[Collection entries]

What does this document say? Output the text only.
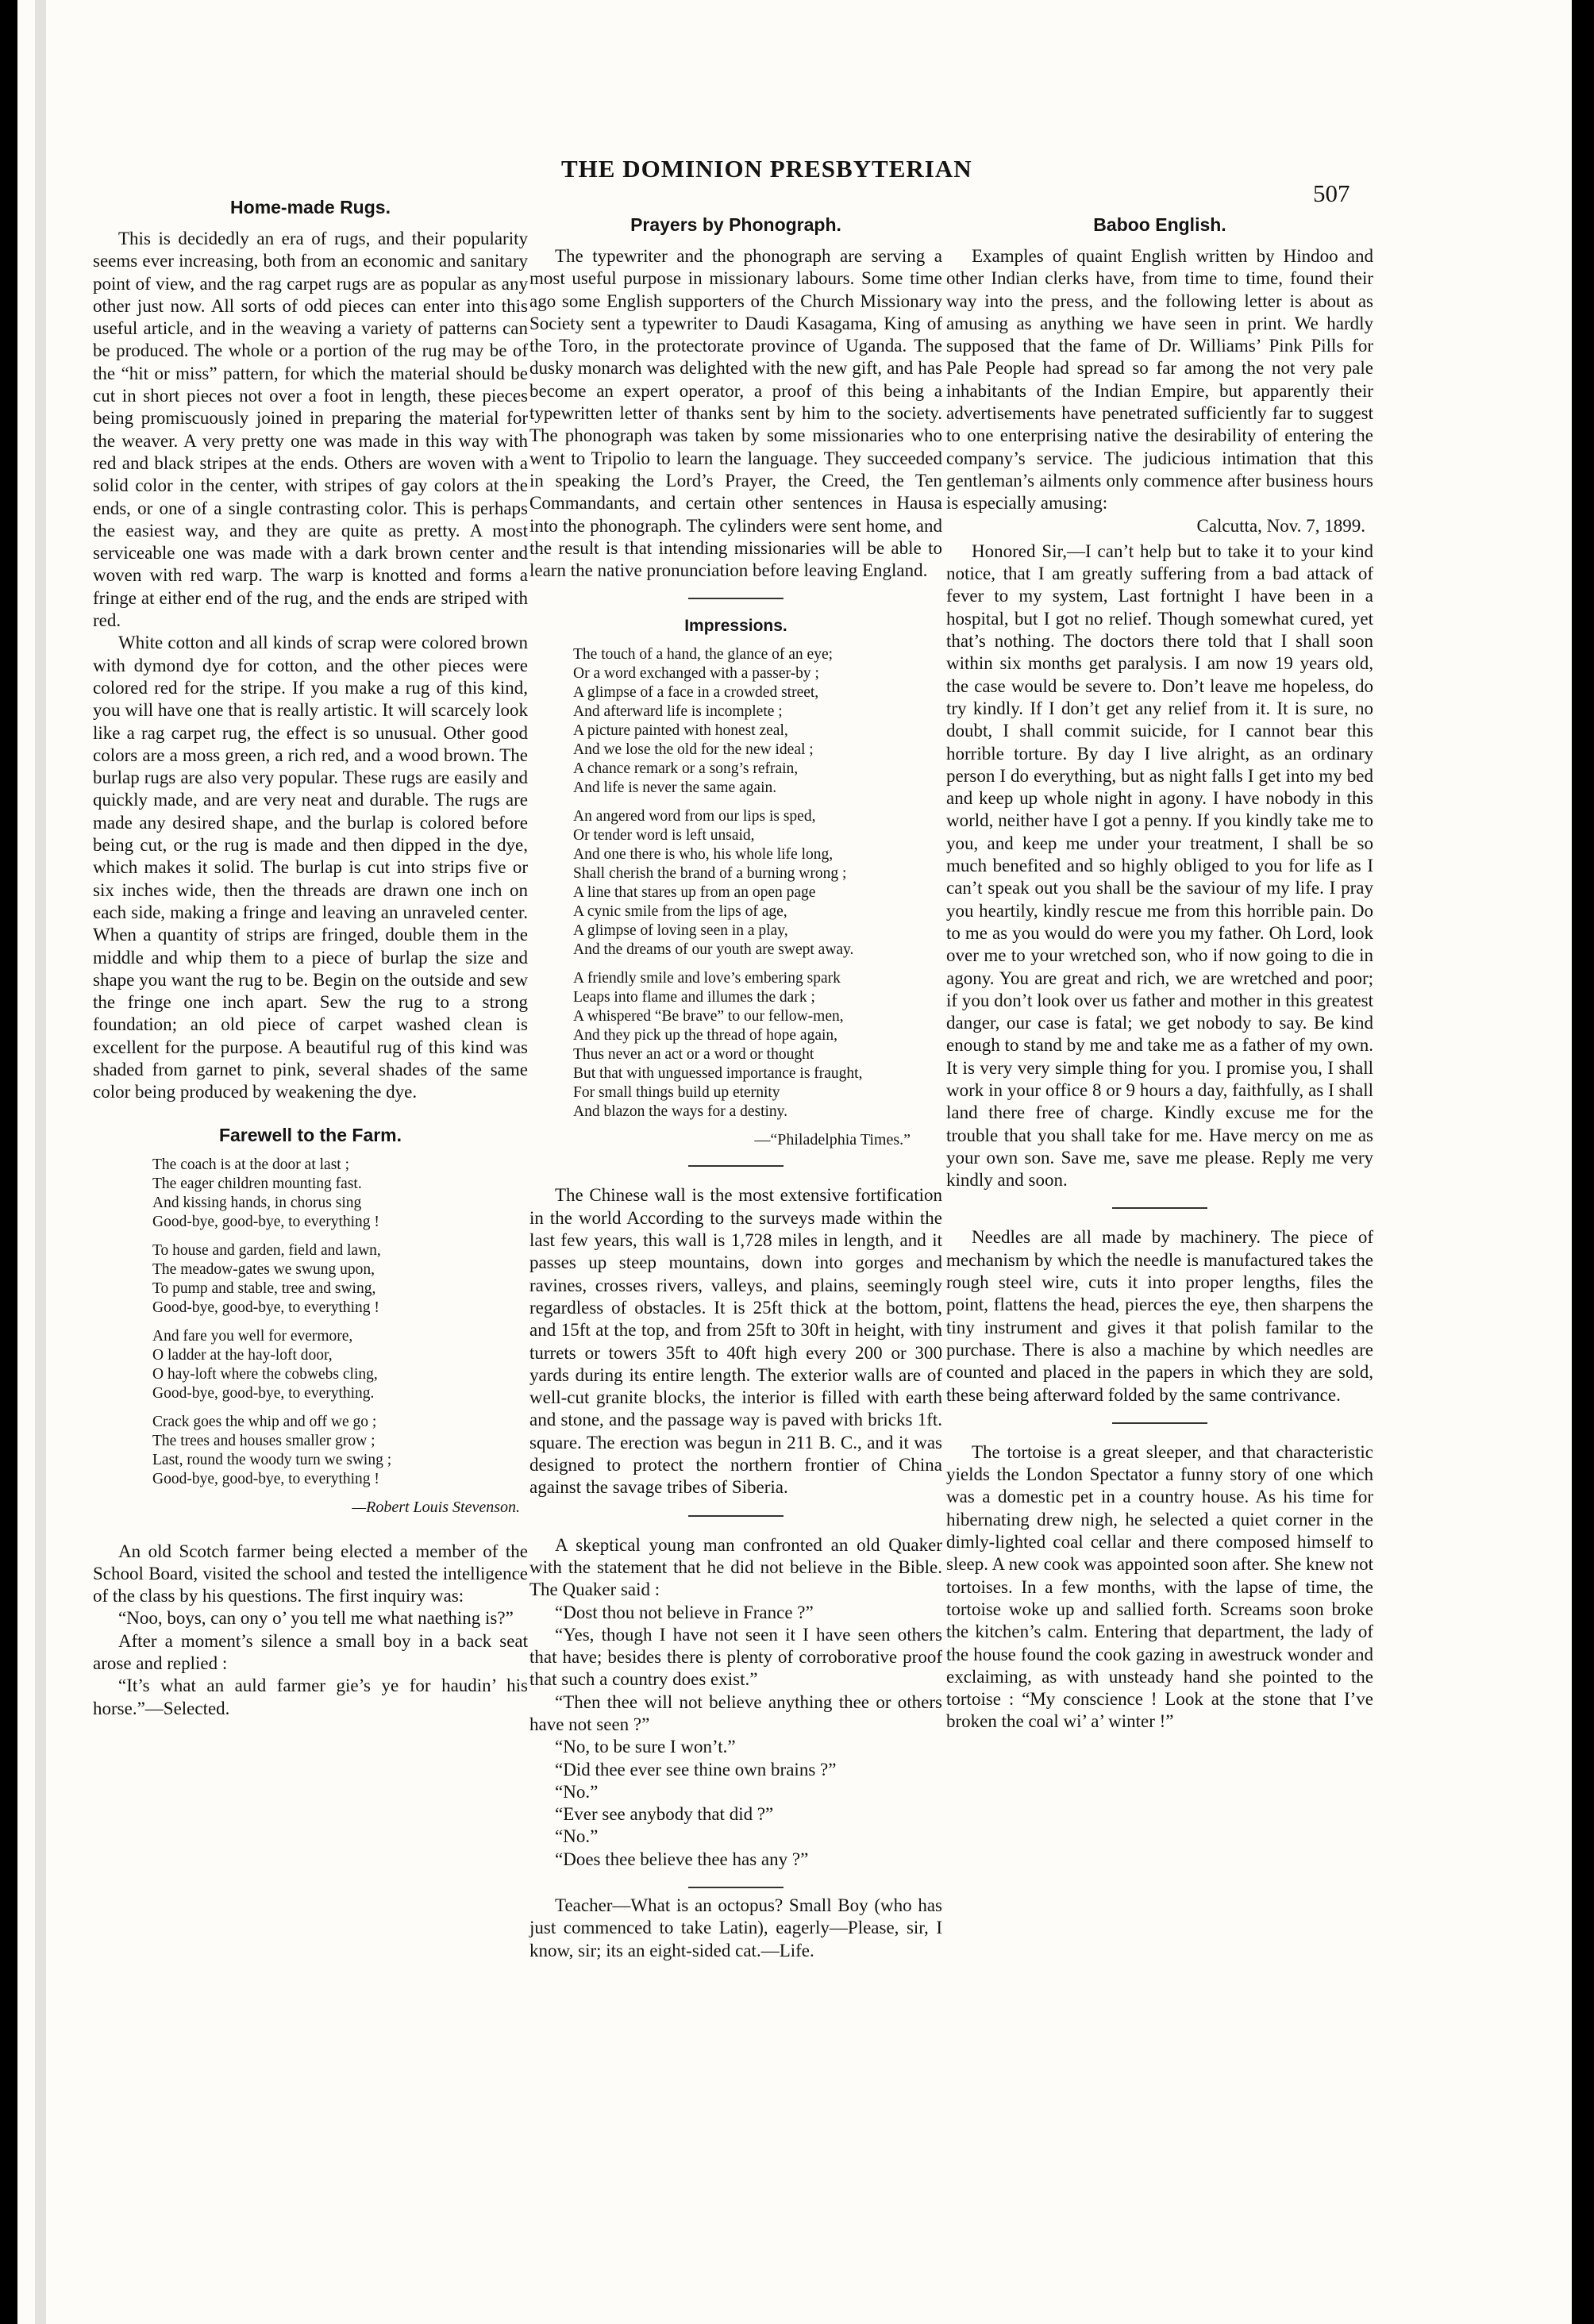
THE DOMINION PRESBYTERIAN
507
Home-made Rugs.

This is decidedly an era of rugs, and their popularity seems ever increasing, both from an economic and sanitary point of view, and the rag carpet rugs are as popular as any other just now. All sorts of odd pieces can enter into this useful article, and in the weaving a variety of patterns can be produced. The whole or a portion of the rug may be of the “hit or miss” pattern, for which the material should be cut in short pieces not over a foot in length, these pieces being promiscuously joined in preparing the material for the weaver. A very pretty one was made in this way with red and black stripes at the ends. Others are woven with a solid color in the center, with stripes of gay colors at the ends, or one of a single contrasting color. This is perhaps the easiest way, and they are quite as pretty. A most serviceable one was made with a dark brown center and woven with red warp. The warp is knotted and forms a fringe at either end of the rug, and the ends are striped with red.

White cotton and all kinds of scrap were colored brown with dymond dye for cotton, and the other pieces were colored red for the stripe. If you make a rug of this kind, you will have one that is really artistic. It will scarcely look like a rag carpet rug, the effect is so unusual. Other good colors are a moss green, a rich red, and a wood brown. The burlap rugs are also very popular. These rugs are easily and quickly made, and are very neat and durable. The rugs are made any desired shape, and the burlap is colored before being cut, or the rug is made and then dipped in the dye, which makes it solid. The burlap is cut into strips five or six inches wide, then the threads are drawn one inch on each side, making a fringe and leaving an unraveled center. When a quantity of strips are fringed, double them in the middle and whip them to a piece of burlap the size and shape you want the rug to be. Begin on the outside and sew the fringe one inch apart. Sew the rug to a strong foundation; an old piece of carpet washed clean is excellent for the purpose. A beautiful rug of this kind was shaded from garnet to pink, several shades of the same color being produced by weakening the dye.

Farewell to the Farm.
The coach is at the door at last ;
The eager children mounting fast.
And kissing hands, in chorus sing
Good-bye, good-bye, to everything !
To house and garden, field and lawn,
The meadow-gates we swung upon,
To pump and stable, tree and swing,
Good-bye, good-bye, to everything !
And fare you well for evermore,
O ladder at the hay-loft door,
O hay-loft where the cobwebs cling,
Good-bye, good-bye, to everything.
Crack goes the whip and off we go ;
The trees and houses smaller grow ;
Last, round the woody turn we swing ;
Good-bye, good-bye, to everything !
—Robert Louis Stevenson.

An old Scotch farmer being elected a member of the School Board, visited the school and tested the intelligence of the class by his questions. The first inquiry was:

“Noo, boys, can ony o’ you tell me what naething is?”

After a moment’s silence a small boy in a back seat arose and replied :

“It’s what an auld farmer gie’s ye for haudin’ his horse.”—Selected.

Prayers by Phonograph.

The typewriter and the phonograph are serving a most useful purpose in missionary labours. Some time ago some English supporters of the Church Missionary Society sent a typewriter to Daudi Kasagama, King of the Toro, in the protectorate province of Uganda. The dusky monarch was delighted with the new gift, and has become an expert operator, a proof of this being a typewritten letter of thanks sent by him to the society. The phonograph was taken by some missionaries who went to Tripolio to learn the language. They succeeded in speaking the Lord’s Prayer, the Creed, the Ten Commandants, and certain other sentences in Hausa into the phonograph. The cylinders were sent home, and the result is that intending missionaries will be able to learn the native pronunciation before leaving England.

Impressions.
The touch of a hand, the glance of an eye;
Or a word exchanged with a passer-by ;
A glimpse of a face in a crowded street,
And afterward life is incomplete ;
A picture painted with honest zeal,
And we lose the old for the new ideal ;
A chance remark or a song’s refrain,
And life is never the same again.
An angered word from our lips is sped,
Or tender word is left unsaid,
And one there is who, his whole life long,
Shall cherish the brand of a burning wrong ;
A line that stares up from an open page
A cynic smile from the lips of age,
A glimpse of loving seen in a play,
And the dreams of our youth are swept away.
A friendly smile and love’s embering spark
Leaps into flame and illumes the dark ;
A whispered “Be brave” to our fellow-men,
And they pick up the thread of hope again,
Thus never an act or a word or thought
But that with unguessed importance is fraught,
For small things build up eternity
And blazon the ways for a destiny.
—“Philadelphia Times.”

The Chinese wall is the most extensive fortification in the world According to the surveys made within the last few years, this wall is 1,728 miles in length, and it passes up steep mountains, down into gorges and ravines, crosses rivers, valleys, and plains, seemingly regardless of obstacles. It is 25ft thick at the bottom, and 15ft at the top, and from 25ft to 30ft in height, with turrets or towers 35ft to 40ft high every 200 or 300 yards during its entire length. The exterior walls are of well-cut granite blocks, the interior is filled with earth and stone, and the passage way is paved with bricks 1ft. square. The erection was begun in 211 B. C., and it was designed to protect the northern frontier of China against the savage tribes of Siberia.

A skeptical young man confronted an old Quaker with the statement that he did not believe in the Bible. The Quaker said :

“Dost thou not believe in France ?”

“Yes, though I have not seen it I have seen others that have; besides there is plenty of corroborative proof that such a country does exist.”

“Then thee will not believe anything thee or others have not seen ?”

“No, to be sure I won’t.”

“Did thee ever see thine own brains ?”

“No.”

“Ever see anybody that did ?”

“No.”

“Does thee believe thee has any ?”

Teacher—What is an octopus? Small Boy (who has just commenced to take Latin), eagerly—Please, sir, I know, sir; its an eight-sided cat.—Life.

Baboo English.

Examples of quaint English written by Hindoo and other Indian clerks have, from time to time, found their way into the press, and the following letter is about as amusing as anything we have seen in print. We hardly supposed that the fame of Dr. Williams’ Pink Pills for Pale People had spread so far among the not very pale inhabitants of the Indian Empire, but apparently their advertisements have penetrated sufficiently far to suggest to one enterprising native the desirability of entering the company’s service. The judicious intimation that this gentleman’s ailments only commence after business hours is especially amusing:

Calcutta, Nov. 7, 1899.

Honored Sir,—I can’t help but to take it to your kind notice, that I am greatly suffering from a bad attack of fever to my system, Last fortnight I have been in a hospital, but I got no relief. Though somewhat cured, yet that’s nothing. The doctors there told that I shall soon within six months get paralysis. I am now 19 years old, the case would be severe to. Don’t leave me hopeless, do try kindly. If I don’t get any relief from it. It is sure, no doubt, I shall commit suicide, for I cannot bear this horrible torture. By day I live alright, as an ordinary person I do everything, but as night falls I get into my bed and keep up whole night in agony. I have nobody in this world, neither have I got a penny. If you kindly take me to you, and keep me under your treatment, I shall be so much benefited and so highly obliged to you for life as I can’t speak out you shall be the saviour of my life. I pray you heartily, kindly rescue me from this horrible pain. Do to me as you would do were you my father. Oh Lord, look over me to your wretched son, who if now going to die in agony. You are great and rich, we are wretched and poor; if you don’t look over us father and mother in this greatest danger, our case is fatal; we get nobody to say. Be kind enough to stand by me and take me as a father of my own. It is very very simple thing for you. I promise you, I shall work in your office 8 or 9 hours a day, faithfully, as I shall land there free of charge. Kindly excuse me for the trouble that you shall take for me. Have mercy on me as your own son. Save me, save me please. Reply me very kindly and soon.

Needles are all made by machinery. The piece of mechanism by which the needle is manufactured takes the rough steel wire, cuts it into proper lengths, files the point, flattens the head, pierces the eye, then sharpens the tiny instrument and gives it that polish familar to the purchase. There is also a machine by which needles are counted and placed in the papers in which they are sold, these being afterward folded by the same contrivance.

The tortoise is a great sleeper, and that characteristic yields the London Spectator a funny story of one which was a domestic pet in a country house. As his time for hibernating drew nigh, he selected a quiet corner in the dimly-lighted coal cellar and there composed himself to sleep. A new cook was appointed soon after. She knew not tortoises. In a few months, with the lapse of time, the tortoise woke up and sallied forth. Screams soon broke the kitchen’s calm. Entering that department, the lady of the house found the cook gazing in awestruck wonder and exclaiming, as with unsteady hand she pointed to the tortoise : “My conscience ! Look at the stone that I’ve broken the coal wi’ a’ winter !”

## OBJECTIVE
Gather each line of the listing containing the word "door" and show it.

## CORRECT RESULT
The coach is at the door at last ;
O ladder at the hay-loft door,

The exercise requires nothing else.